## [SHORT PROBLEM]
Reproduce every record below exactly as written, leaving out any pictures.

## [SOURCE MATERIAL]
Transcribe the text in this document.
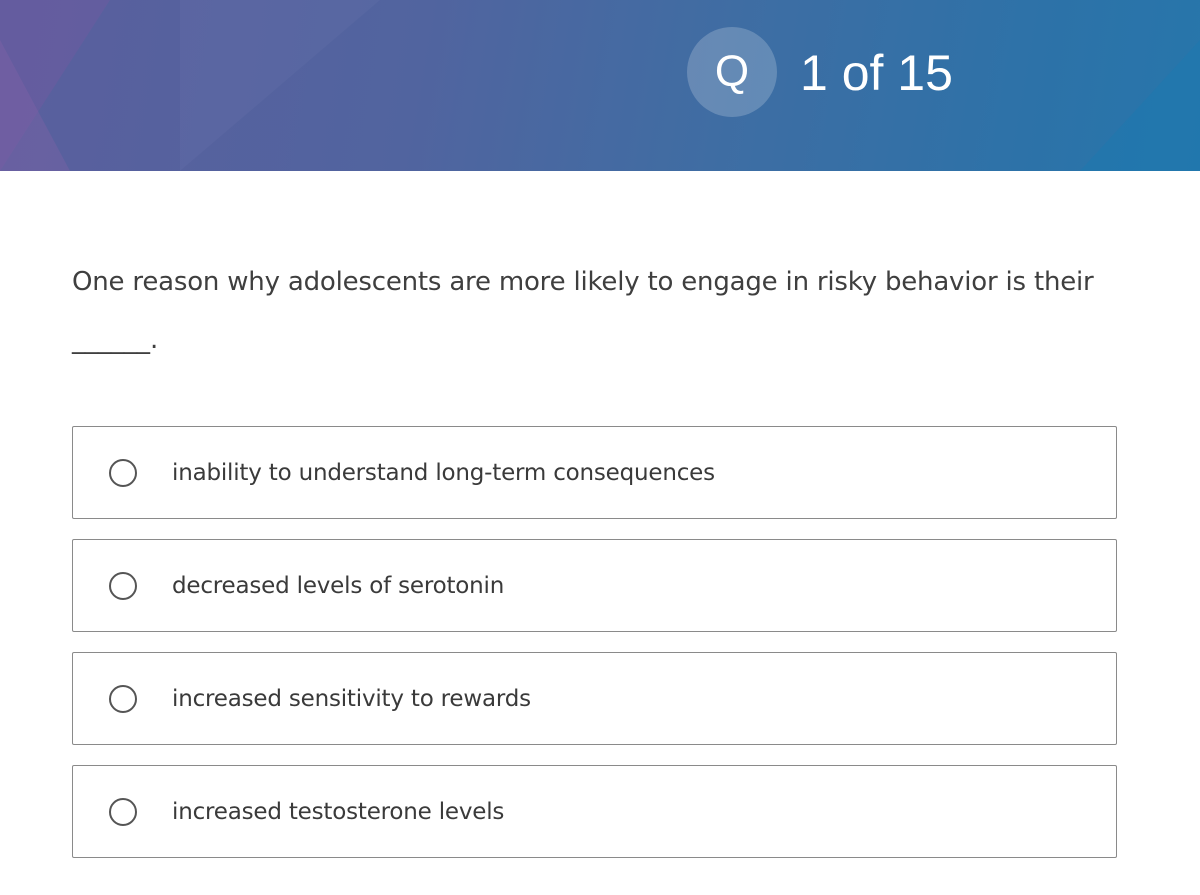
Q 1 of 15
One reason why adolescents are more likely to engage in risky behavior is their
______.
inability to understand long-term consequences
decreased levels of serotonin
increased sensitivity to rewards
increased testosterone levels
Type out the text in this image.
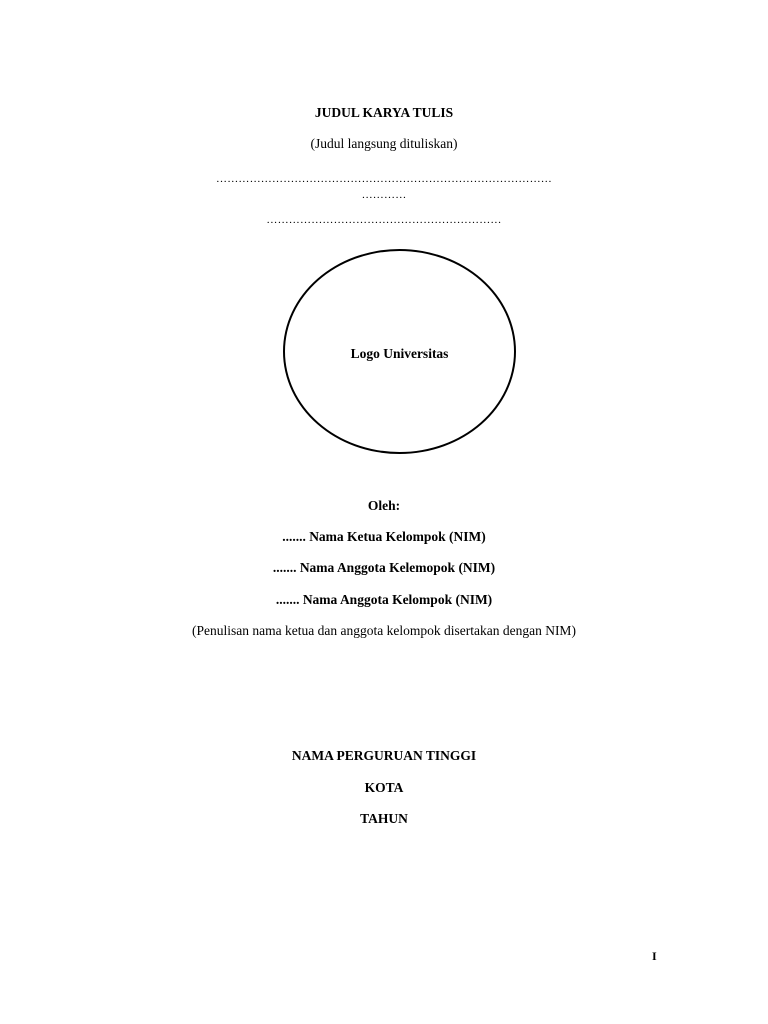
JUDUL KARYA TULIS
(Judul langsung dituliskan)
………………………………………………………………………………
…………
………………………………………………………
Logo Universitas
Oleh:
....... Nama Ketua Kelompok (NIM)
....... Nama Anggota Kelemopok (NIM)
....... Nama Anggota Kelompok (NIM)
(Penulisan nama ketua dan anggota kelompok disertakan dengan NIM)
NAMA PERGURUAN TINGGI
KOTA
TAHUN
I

## [COMPLETE ANSWER]
Transcribe the text in this document.
Q 1 of 15
One reason why adolescents are more likely to engage in risky behavior is their
______.
inability to understand long-term consequences
decreased levels of serotonin
increased sensitivity to rewards
increased testosterone levels
Type out the text in this image.
JUDUL KARYA TULIS
(Judul langsung dituliskan)
………………………………………………………………………………
…………
………………………………………………………
Logo Universitas
Oleh:
....... Nama Ketua Kelompok (NIM)
....... Nama Anggota Kelemopok (NIM)
....... Nama Anggota Kelompok (NIM)
(Penulisan nama ketua dan anggota kelompok disertakan dengan NIM)
NAMA PERGURUAN TINGGI
KOTA
TAHUN
I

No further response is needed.